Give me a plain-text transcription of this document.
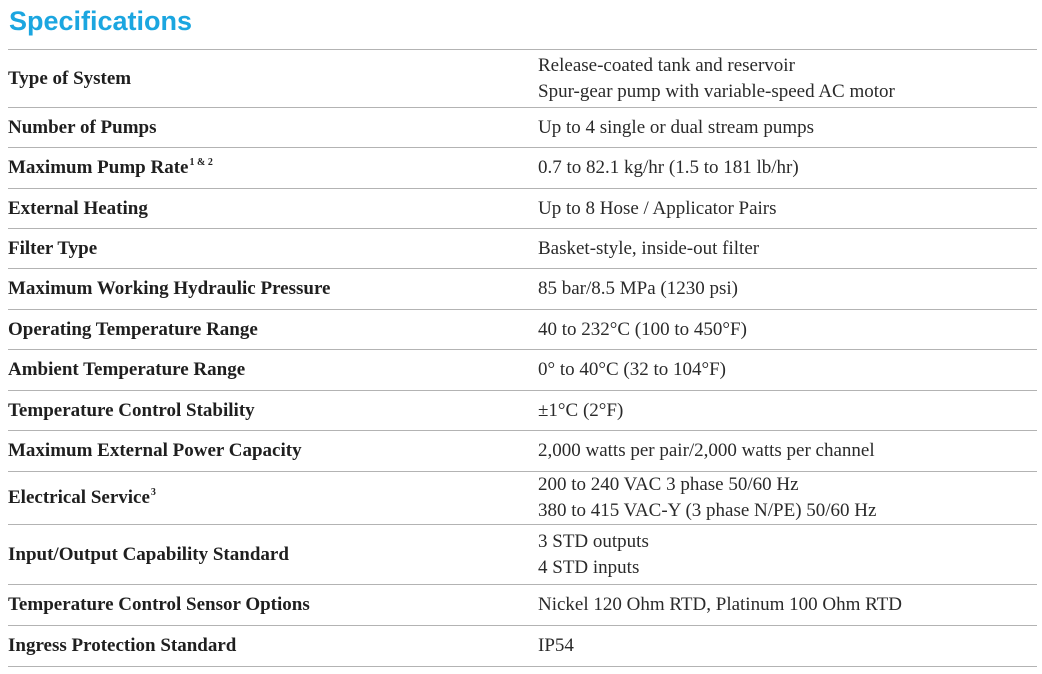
Specifications
Type of System	Release-coated tank and reservoir
Spur-gear pump with variable-speed AC motor

Number of Pumps	Up to 4 single or dual stream pumps

Maximum Pump Rate$^{1 \& 2}$	0.7 to 82.1 kg/hr (1.5 to 181 lb/hr)

External Heating	Up to 8 Hose / Applicator Pairs

Filter Type	Basket-style, inside-out filter

Maximum Working Hydraulic Pressure	85 bar/8.5 MPa (1230 psi)

Operating Temperature Range	40 to 232°C (100 to 450°F)

Ambient Temperature Range	0° to 40°C (32 to 104°F)

Temperature Control Stability	±1°C (2°F)

Maximum External Power Capacity	2,000 watts per pair/2,000 watts per channel

Electrical Service$^3$	200 to 240 VAC 3 phase 50/60 Hz
380 to 415 VAC-Y (3 phase N/PE) 50/60 Hz

Input/Output Capability Standard	3 STD outputs
4 STD inputs

Temperature Control Sensor Options	Nickel 120 Ohm RTD, Platinum 100 Ohm RTD

Ingress Protection Standard	IP54
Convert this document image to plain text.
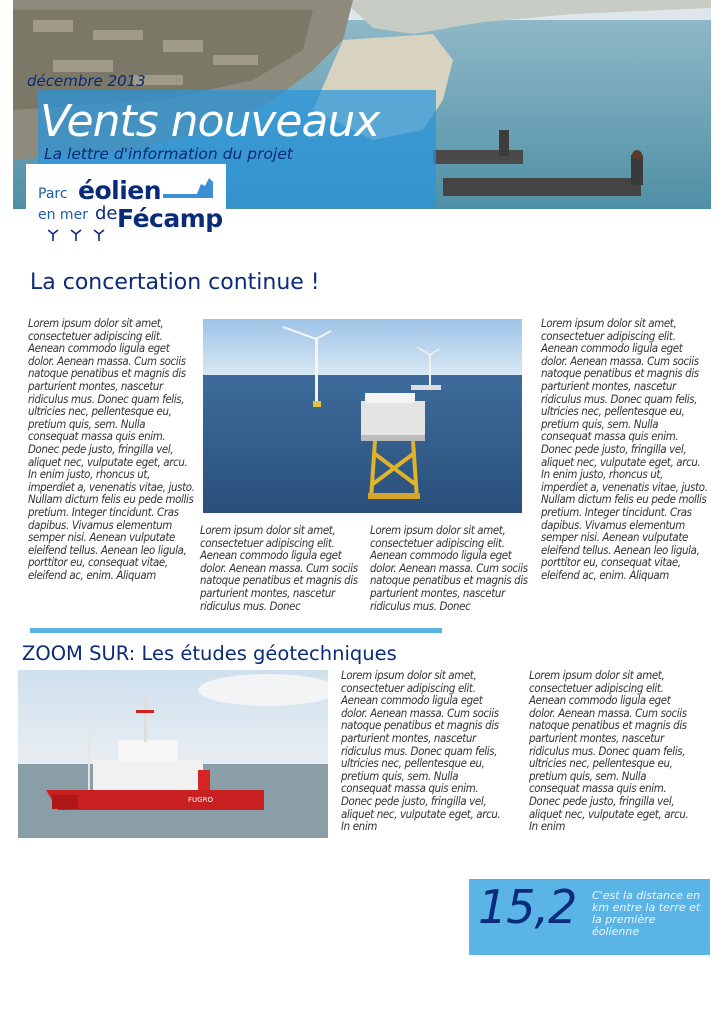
décembre 2013
Vents nouveaux
La lettre d'information du projet
Parc éolien
en mer de Fécamp
La concertation continue !
Lorem ipsum dolor sit amet, consectetuer adipiscing elit. Aenean commodo ligula eget dolor. Aenean massa. Cum sociis natoque penatibus et magnis dis parturient montes, nascetur ridiculus mus. Donec quam felis, ultricies nec, pellentesque eu, pretium quis, sem. Nulla consequat massa quis enim. Donec pede justo, fringilla vel, aliquet nec, vulputate eget, arcu. In enim justo, rhoncus ut, imperdiet a, venenatis vitae, justo. Nullam dictum felis eu pede mollis pretium. Integer tincidunt. Cras dapibus. Vivamus elementum semper nisi. Aenean vulputate eleifend tellus. Aenean leo ligula, porttitor eu, consequat vitae, eleifend ac, enim. Aliquam
Lorem ipsum dolor sit amet, consectetuer adipiscing elit. Aenean commodo ligula eget dolor. Aenean massa. Cum sociis natoque penatibus et magnis dis parturient montes, nascetur ridiculus mus. Donec
Lorem ipsum dolor sit amet, consectetuer adipiscing elit. Aenean commodo ligula eget dolor. Aenean massa. Cum sociis natoque penatibus et magnis dis parturient montes, nascetur ridiculus mus. Donec
Lorem ipsum dolor sit amet, consectetuer adipiscing elit. Aenean commodo ligula eget dolor. Aenean massa. Cum sociis natoque penatibus et magnis dis parturient montes, nascetur ridiculus mus. Donec quam felis, ultricies nec, pellentesque eu, pretium quis, sem. Nulla consequat massa quis enim. Donec pede justo, fringilla vel, aliquet nec, vulputate eget, arcu. In enim justo, rhoncus ut, imperdiet a, venenatis vitae, justo. Nullam dictum felis eu pede mollis pretium. Integer tincidunt. Cras dapibus. Vivamus elementum semper nisi. Aenean vulputate eleifend tellus. Aenean leo ligula, porttitor eu, consequat vitae, eleifend ac, enim. Aliquam
ZOOM SUR: Les études géotechniques
FUGRO
Lorem ipsum dolor sit amet, consectetuer adipiscing elit. Aenean commodo ligula eget dolor. Aenean massa. Cum sociis natoque penatibus et magnis dis parturient montes, nascetur ridiculus mus. Donec quam felis, ultricies nec, pellentesque eu, pretium quis, sem. Nulla consequat massa quis enim. Donec pede justo, fringilla vel, aliquet nec, vulputate eget, arcu. In enim
Lorem ipsum dolor sit amet, consectetuer adipiscing elit. Aenean commodo ligula eget dolor. Aenean massa. Cum sociis natoque penatibus et magnis dis parturient montes, nascetur ridiculus mus. Donec quam felis, ultricies nec, pellentesque eu, pretium quis, sem. Nulla consequat massa quis enim. Donec pede justo, fringilla vel, aliquet nec, vulputate eget, arcu. In enim
15,2 C'est la distance en km entre la terre et la première éolienne
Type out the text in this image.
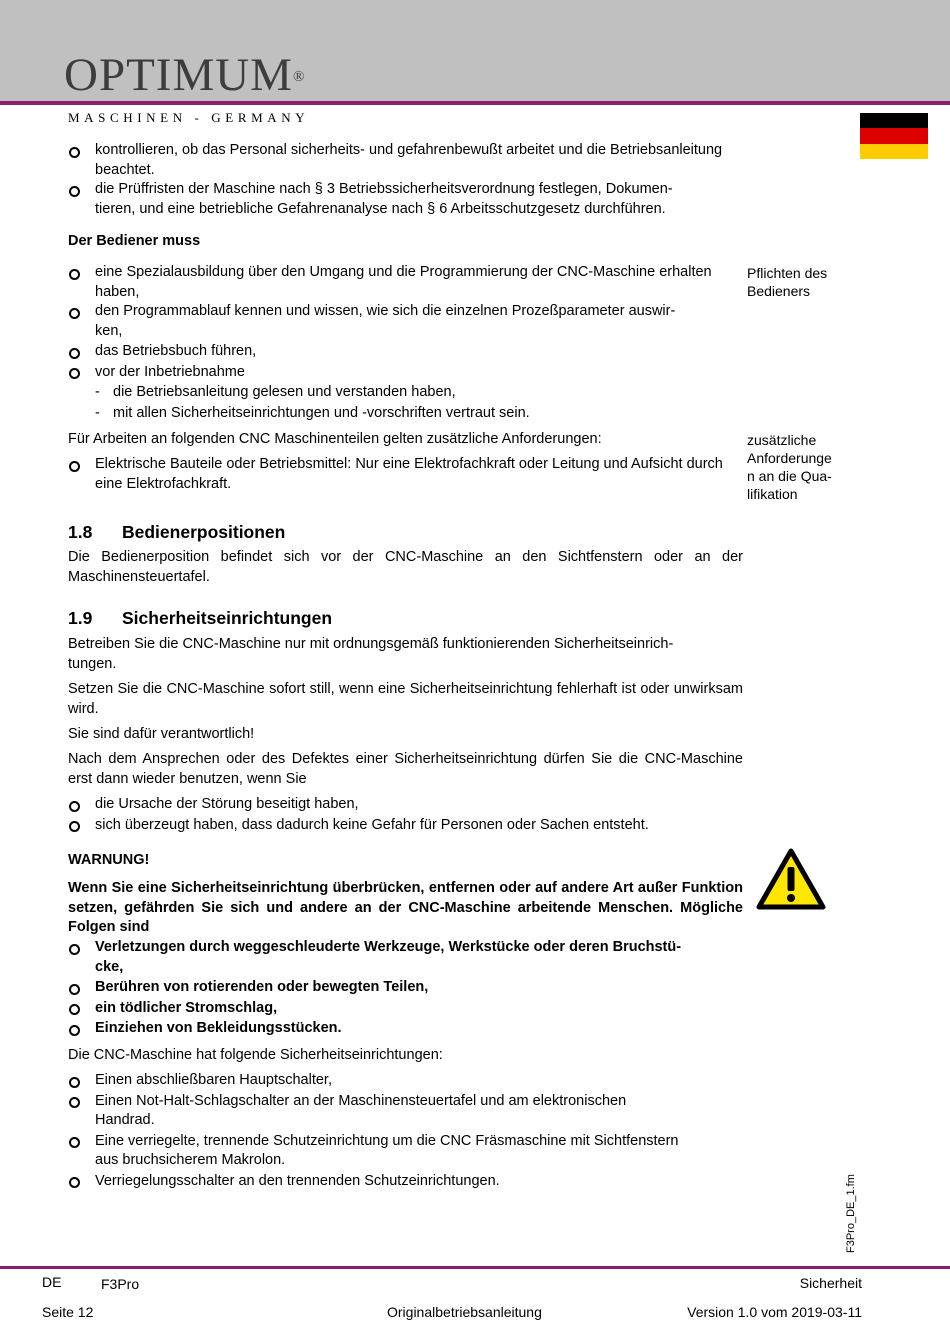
OPTIMUM®
MASCHINEN - GERMANY
kontrollieren, ob das Personal sicherheits- und gefahrenbewußt arbeitet und die Betriebsanleitung beachtet.
die Prüffristen der Maschine nach § 3 Betriebssicherheitsverordnung festlegen, Dokumen-
tieren, und eine betriebliche Gefahrenanalyse nach § 6 Arbeitsschutzgesetz durchführen.
Der Bediener muss
eine Spezialausbildung über den Umgang und die Programmierung der CNC-Maschine erhalten haben,
den Programmablauf kennen und wissen, wie sich die einzelnen Prozeßparameter auswir-
ken,
das Betriebsbuch führen,
vor der Inbetriebnahme
- die Betriebsanleitung gelesen und verstanden haben,
- mit allen Sicherheitseinrichtungen und -vorschriften vertraut sein.
Pflichten des Bedieners
Für Arbeiten an folgenden CNC Maschinenteilen gelten zusätzliche Anforderungen:
Elektrische Bauteile oder Betriebsmittel: Nur eine Elektrofachkraft oder Leitung und Aufsicht durch eine Elektrofachkraft.
zusätzliche
Anforderunge
n an die Qua-
lifikation
1.8 Bedienerpositionen
Die Bedienerposition befindet sich vor der CNC-Maschine an den Sichtfenstern oder an der Maschinensteuertafel.
1.9 Sicherheitseinrichtungen
Betreiben Sie die CNC-Maschine nur mit ordnungsgemäß funktionierenden Sicherheitseinrich-
tungen.
Setzen Sie die CNC-Maschine sofort still, wenn eine Sicherheitseinrichtung fehlerhaft ist oder unwirksam wird.
Sie sind dafür verantwortlich!
Nach dem Ansprechen oder des Defektes einer Sicherheitseinrichtung dürfen Sie die CNC-Maschine erst dann wieder benutzen, wenn Sie
die Ursache der Störung beseitigt haben,
sich überzeugt haben, dass dadurch keine Gefahr für Personen oder Sachen entsteht.
WARNUNG!
Wenn Sie eine Sicherheitseinrichtung überbrücken, entfernen oder auf andere Art außer Funktion setzen, gefährden Sie sich und andere an der CNC-Maschine arbeitende Menschen. Mögliche Folgen sind
Verletzungen durch weggeschleuderte Werkzeuge, Werkstücke oder deren Bruchstü-
cke,
Berühren von rotierenden oder bewegten Teilen,
ein tödlicher Stromschlag,
Einziehen von Bekleidungsstücken.
Die CNC-Maschine hat folgende Sicherheitseinrichtungen:
Einen abschließbaren Hauptschalter,
Einen Not-Halt-Schlagschalter an der Maschinensteuertafel und am elektronischen
Handrad.
Eine verriegelte, trennende Schutzeinrichtung um die CNC Fräsmaschine mit Sichtfenstern
aus bruchsicherem Makrolon.
Verriegelungsschalter an den trennenden Schutzeinrichtungen.	F3Pro_DE_1.fm
DE	F3Pro	Sicherheit
Seite 12	Originalbetriebsanleitung	Version 1.0 vom 2019-03-11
* * * * *
INSTRUCTION: Copy all lines in the listing above where the string "Standard" appears.

EXPECTED ANSWER:
Input/Output Capability Standard	3 STD outputs
Ingress Protection Standard	IP54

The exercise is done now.